Major entertainment and recreation developments are scheduled to open around Sugar Land starting this fall. From the Festival Site near Brazos River Park to a performing arts venue and Imperial Market, city residents can anticipate a variety of new leisure options.
Randy Bloom, general manager of the new Smart Financial Centre, said it will be exhilarating watching the project come online in December after five years of planning.
“Seeing the interest from the community has been pretty overwhelming, especially this week being able to finally announce our opening performances,” he said in July.
The Imperial Market mixed-use development off Hwy. 90 will break ground this fall. Multiple dining tenants are already confirmed.
“The feedback has been phenomenal and incredible in volume,” developer Geoffrey Jones said. “We’re getting a very significant amount of phone calls from the retail brokerage community who [are] exploring the possibility of joining that market.”
Jennifer May, director of economic development for Sugar Land, said the city is well-positioned for a boom in activity resulting from new developments.
“I think we’re definitely ready for it,” she said.
Festival Site
Construction is wrapping up on the 52-acre festival site adjacent to Brazos River Park off Hwy. 59. The turf and irrigation package is nearly finished, while paving is underway, May said.
“The construction on everything should be substantially complete later this fall,” she said.
The site is designed for maximum flexibility in order to host city or cultural events. May said Sugar Land will not construct its own stage or amphitheater, but rather will work with site users to accommodate different celebrations.

■ **Tasks to carry out**
a) According to the Sugar Land developments article, how many acres does the festival site cover?
b) Rewrite the Sugar Land developments article from "Randy Bloom, general" up to and including "are already confirmed.", replacing "December" with "November".
c) Do the following statements agree with the Sugar Land developments article? Answer yes or no for each, quoting the words that decide it. (i) The Smart Financial Centre is expected to come online in December after five years of planning. (ii) Sugar Land will build its own stage at the festival site. (iii) No dining tenants have been confirmed yet for Imperial Market.

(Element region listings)

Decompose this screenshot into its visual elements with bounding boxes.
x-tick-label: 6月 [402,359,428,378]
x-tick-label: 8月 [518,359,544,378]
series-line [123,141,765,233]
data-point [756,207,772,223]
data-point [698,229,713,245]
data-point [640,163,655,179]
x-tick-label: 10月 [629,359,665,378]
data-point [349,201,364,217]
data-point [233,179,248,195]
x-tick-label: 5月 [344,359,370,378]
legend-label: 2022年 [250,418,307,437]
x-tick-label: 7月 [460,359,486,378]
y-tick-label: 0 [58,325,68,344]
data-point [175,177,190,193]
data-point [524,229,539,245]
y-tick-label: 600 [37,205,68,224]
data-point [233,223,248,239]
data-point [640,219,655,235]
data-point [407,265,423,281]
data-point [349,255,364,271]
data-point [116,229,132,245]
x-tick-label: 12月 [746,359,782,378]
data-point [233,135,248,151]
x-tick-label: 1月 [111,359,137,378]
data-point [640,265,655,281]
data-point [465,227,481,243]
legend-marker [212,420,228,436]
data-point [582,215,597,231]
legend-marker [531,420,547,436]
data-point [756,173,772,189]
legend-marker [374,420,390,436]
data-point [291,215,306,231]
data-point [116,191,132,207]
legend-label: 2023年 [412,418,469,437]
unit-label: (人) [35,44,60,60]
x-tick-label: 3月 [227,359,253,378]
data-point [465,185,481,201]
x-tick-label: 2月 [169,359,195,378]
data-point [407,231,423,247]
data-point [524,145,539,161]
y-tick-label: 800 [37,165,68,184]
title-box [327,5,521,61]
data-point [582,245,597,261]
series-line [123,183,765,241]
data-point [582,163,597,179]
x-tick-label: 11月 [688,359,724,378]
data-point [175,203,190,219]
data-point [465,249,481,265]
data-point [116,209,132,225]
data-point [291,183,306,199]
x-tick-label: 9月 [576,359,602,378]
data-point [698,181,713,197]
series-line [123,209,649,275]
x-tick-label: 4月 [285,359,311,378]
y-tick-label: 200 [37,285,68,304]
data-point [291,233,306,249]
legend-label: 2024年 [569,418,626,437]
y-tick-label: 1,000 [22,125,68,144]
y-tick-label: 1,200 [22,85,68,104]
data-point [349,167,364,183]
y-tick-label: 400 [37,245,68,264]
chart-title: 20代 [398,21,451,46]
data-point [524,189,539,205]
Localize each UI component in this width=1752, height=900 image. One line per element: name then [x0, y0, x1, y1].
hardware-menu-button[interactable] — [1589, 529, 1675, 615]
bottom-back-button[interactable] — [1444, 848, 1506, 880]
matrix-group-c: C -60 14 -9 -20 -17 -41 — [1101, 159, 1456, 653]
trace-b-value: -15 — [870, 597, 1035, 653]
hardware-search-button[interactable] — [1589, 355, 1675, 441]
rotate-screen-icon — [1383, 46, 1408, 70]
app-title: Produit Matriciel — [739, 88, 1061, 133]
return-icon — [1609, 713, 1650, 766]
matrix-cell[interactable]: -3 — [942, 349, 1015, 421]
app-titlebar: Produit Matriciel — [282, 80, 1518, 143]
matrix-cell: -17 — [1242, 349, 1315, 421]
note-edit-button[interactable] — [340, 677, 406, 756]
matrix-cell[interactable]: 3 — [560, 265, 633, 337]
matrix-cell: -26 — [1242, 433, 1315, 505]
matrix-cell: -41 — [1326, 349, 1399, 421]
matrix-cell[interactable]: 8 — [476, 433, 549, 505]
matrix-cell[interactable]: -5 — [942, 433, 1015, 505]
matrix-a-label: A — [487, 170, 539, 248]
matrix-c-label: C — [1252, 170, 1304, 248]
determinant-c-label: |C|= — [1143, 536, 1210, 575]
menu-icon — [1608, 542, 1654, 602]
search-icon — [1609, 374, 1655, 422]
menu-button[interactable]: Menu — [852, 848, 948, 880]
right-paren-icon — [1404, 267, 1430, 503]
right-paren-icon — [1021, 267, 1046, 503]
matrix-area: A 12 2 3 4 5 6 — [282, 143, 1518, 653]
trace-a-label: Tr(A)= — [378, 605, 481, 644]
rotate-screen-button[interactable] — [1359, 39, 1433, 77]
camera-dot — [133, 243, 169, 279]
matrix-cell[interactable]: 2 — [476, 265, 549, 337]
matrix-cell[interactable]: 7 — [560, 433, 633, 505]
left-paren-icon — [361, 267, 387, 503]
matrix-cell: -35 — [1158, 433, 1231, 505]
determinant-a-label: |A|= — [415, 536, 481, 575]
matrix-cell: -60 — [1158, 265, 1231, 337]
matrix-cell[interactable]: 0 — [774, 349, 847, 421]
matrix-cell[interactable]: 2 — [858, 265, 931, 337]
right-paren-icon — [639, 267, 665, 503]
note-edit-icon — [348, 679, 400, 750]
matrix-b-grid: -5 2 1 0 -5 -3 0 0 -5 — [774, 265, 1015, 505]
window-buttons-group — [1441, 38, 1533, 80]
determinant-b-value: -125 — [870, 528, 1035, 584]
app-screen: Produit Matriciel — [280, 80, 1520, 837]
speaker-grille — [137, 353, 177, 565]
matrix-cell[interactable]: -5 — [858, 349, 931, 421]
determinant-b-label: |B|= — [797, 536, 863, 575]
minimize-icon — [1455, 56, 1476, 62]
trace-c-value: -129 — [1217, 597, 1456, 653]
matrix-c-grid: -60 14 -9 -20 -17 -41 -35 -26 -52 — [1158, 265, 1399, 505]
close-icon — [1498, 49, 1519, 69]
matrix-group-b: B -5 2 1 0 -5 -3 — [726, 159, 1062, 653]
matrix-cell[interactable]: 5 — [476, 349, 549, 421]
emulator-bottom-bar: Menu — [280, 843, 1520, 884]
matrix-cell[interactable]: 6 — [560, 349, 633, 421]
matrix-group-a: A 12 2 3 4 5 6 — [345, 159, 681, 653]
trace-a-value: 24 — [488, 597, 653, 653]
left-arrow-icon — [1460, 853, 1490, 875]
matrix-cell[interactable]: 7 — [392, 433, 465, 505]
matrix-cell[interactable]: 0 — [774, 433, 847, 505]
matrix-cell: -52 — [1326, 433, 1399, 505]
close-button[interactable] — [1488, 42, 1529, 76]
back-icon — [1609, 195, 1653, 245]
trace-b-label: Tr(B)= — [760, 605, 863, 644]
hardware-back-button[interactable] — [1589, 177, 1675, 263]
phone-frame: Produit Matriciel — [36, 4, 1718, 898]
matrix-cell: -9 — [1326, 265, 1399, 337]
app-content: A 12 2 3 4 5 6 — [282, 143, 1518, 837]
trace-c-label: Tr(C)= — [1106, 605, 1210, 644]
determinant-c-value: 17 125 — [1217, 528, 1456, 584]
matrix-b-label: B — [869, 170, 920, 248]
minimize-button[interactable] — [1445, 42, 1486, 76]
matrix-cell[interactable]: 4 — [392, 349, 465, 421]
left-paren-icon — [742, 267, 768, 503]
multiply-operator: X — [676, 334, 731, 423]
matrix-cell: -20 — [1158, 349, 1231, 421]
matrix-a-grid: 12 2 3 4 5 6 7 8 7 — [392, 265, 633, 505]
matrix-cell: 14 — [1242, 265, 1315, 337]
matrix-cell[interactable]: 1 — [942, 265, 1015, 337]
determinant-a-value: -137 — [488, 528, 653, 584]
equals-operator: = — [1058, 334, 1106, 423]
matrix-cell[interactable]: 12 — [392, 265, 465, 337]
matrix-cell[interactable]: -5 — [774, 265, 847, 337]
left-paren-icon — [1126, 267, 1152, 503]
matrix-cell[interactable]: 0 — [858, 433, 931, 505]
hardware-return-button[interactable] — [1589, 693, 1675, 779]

■ **Completed exercise**
a) 52 acres

b)
Randy Bloom, general manager of the new Smart Financial Centre, said it will be exhilarating watching the project come online in November after five years of planning.
“Seeing the interest from the community has been pretty overwhelming, especially this week being able to finally announce our opening performances,” he said in July.
The Imperial Market mixed-use development off Hwy. 90 will break ground this fall. Multiple dining tenants are already confirmed.

c)
(i) Yes: "come online in December after five years of planning"
(ii) No: "Sugar Land will not construct its own stage or amphitheater"
(iii) No: "Multiple dining tenants are already confirmed."